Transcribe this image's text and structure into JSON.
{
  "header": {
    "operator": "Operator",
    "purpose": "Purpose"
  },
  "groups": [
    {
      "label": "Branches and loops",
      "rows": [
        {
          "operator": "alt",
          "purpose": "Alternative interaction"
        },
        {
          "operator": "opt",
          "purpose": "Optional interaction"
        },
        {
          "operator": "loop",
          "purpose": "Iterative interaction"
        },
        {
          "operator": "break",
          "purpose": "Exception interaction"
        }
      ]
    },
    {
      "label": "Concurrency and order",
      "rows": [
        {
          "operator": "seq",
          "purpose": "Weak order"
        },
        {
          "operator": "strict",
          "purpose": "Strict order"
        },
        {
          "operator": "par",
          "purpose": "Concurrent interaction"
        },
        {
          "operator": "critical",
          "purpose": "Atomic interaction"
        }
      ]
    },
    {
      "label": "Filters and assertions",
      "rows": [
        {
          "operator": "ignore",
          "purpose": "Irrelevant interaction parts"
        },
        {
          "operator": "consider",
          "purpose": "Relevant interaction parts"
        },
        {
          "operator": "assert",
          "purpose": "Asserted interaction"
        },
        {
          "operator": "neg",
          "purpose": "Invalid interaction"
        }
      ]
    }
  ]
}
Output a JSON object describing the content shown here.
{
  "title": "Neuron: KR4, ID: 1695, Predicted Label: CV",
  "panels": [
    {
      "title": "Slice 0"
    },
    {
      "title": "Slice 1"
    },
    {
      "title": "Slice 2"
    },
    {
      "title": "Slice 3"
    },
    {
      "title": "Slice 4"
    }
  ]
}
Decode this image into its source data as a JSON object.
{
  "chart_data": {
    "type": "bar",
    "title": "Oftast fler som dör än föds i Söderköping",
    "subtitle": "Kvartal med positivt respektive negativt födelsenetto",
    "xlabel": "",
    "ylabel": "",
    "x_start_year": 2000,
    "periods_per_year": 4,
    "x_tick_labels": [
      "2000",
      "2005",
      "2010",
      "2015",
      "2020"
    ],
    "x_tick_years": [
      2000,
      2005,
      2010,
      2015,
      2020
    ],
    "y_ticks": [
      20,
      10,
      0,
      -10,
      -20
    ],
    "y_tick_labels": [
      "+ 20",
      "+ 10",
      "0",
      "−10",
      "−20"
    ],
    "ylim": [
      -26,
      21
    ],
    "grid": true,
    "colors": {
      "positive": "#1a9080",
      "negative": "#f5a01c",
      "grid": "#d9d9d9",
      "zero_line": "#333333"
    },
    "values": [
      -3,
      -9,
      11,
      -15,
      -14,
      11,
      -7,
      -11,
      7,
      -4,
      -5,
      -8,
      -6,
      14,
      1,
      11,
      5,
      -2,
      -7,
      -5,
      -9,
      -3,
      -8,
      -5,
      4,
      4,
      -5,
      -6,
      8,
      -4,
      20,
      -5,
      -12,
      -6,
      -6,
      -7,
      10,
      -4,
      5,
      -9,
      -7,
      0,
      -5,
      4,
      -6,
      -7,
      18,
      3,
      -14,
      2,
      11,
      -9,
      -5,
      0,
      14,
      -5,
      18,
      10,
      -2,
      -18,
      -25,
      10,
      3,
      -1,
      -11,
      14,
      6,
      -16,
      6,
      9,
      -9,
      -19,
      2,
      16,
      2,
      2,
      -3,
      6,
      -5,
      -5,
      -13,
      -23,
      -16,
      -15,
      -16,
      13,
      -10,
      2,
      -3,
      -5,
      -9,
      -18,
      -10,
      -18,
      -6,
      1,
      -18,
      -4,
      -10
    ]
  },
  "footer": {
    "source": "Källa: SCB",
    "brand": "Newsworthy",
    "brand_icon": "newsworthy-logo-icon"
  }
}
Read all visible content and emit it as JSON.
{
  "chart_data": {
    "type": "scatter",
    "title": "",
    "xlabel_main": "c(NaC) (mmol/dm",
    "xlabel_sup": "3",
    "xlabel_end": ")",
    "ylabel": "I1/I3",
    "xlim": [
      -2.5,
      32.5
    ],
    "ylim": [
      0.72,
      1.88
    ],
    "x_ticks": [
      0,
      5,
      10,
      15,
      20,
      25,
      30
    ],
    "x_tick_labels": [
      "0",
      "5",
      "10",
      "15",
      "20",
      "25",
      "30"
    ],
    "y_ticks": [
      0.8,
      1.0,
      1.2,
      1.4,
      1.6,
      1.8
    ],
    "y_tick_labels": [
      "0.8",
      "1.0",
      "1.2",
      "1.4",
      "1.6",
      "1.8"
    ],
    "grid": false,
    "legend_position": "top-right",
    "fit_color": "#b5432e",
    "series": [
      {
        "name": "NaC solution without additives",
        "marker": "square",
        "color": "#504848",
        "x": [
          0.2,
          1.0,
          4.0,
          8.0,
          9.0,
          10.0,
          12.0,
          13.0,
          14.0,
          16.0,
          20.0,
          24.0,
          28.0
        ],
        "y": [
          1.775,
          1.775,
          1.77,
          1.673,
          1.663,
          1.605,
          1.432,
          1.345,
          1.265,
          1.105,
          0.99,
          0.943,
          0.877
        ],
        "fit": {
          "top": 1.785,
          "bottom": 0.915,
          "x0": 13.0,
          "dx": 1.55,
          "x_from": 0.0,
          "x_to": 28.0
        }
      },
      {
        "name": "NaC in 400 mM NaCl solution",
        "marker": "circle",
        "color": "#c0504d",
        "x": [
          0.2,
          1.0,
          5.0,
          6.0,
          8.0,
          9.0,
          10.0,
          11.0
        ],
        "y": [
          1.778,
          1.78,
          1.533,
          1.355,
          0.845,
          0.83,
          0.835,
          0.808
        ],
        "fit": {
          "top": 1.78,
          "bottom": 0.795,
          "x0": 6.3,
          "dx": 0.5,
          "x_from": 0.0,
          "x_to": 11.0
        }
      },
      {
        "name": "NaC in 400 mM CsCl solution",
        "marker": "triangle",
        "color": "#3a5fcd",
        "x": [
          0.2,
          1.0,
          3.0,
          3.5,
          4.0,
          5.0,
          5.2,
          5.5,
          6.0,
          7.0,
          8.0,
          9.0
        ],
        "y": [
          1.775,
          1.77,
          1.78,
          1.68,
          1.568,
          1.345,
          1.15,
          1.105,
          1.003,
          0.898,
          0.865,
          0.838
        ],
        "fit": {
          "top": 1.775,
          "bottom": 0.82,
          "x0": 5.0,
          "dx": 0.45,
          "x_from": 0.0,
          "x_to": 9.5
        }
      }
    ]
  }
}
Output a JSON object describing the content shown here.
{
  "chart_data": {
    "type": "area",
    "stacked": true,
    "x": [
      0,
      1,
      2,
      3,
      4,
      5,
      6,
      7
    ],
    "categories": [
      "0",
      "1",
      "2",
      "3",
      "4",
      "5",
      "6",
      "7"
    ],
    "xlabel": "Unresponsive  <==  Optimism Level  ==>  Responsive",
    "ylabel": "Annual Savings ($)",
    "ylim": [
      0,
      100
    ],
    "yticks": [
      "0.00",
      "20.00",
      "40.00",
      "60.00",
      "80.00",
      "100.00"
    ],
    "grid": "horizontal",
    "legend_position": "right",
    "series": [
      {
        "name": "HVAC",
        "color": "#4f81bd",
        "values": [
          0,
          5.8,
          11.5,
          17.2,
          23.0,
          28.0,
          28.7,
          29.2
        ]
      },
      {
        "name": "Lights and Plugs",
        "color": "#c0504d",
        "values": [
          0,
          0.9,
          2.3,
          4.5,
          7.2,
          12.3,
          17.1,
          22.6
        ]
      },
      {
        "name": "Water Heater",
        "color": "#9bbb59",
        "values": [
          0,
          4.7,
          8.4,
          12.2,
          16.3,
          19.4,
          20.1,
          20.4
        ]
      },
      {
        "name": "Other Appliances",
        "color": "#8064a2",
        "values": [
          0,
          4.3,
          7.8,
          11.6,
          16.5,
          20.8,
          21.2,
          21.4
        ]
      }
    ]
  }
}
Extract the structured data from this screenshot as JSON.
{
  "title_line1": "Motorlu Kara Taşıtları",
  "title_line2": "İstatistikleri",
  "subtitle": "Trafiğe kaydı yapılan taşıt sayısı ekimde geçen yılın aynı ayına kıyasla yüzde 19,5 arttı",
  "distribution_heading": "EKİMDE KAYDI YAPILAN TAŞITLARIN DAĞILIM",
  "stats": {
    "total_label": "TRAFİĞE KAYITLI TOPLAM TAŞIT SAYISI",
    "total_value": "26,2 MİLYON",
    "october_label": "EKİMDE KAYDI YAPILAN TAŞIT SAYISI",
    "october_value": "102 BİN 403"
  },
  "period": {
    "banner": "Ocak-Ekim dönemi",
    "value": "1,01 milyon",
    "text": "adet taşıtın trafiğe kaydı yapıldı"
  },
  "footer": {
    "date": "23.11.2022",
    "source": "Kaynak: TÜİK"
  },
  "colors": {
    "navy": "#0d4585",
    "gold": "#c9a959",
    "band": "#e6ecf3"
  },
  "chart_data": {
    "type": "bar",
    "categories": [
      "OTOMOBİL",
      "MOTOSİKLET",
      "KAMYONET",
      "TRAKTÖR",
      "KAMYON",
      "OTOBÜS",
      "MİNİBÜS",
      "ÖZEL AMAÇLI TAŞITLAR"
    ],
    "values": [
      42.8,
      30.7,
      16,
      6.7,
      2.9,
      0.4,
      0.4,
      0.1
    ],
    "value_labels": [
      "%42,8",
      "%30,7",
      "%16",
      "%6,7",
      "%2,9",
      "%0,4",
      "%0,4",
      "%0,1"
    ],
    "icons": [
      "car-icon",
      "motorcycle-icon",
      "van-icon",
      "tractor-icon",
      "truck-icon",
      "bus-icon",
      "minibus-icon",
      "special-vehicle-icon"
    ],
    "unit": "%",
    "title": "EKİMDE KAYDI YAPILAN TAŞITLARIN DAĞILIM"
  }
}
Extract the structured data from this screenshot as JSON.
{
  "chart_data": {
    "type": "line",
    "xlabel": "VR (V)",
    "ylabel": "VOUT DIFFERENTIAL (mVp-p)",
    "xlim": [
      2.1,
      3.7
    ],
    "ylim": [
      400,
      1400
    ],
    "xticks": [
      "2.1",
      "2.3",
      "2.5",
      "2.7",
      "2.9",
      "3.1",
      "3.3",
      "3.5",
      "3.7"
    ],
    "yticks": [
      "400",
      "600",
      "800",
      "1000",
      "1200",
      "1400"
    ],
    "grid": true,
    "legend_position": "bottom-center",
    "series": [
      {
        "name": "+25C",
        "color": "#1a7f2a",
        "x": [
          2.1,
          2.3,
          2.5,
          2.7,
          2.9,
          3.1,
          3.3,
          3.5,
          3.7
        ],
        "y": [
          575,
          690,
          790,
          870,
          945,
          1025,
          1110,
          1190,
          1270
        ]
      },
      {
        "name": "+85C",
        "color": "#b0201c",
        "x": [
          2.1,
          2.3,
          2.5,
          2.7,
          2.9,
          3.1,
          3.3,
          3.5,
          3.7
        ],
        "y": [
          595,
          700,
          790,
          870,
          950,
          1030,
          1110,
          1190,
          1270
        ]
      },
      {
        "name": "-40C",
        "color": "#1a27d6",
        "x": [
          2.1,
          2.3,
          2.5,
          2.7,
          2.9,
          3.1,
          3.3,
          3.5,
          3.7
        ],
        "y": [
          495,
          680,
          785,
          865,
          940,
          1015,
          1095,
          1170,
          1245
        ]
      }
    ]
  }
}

^^^^^^^^^^^^^^^^

Copy all lines from the entries that contain the word "grid".

__ANSWER TO THIS TASK__.
    "grid": true,
      "grid": "#d9d9d9",
    "grid": false,
    "grid": "horizontal",
    "grid": true,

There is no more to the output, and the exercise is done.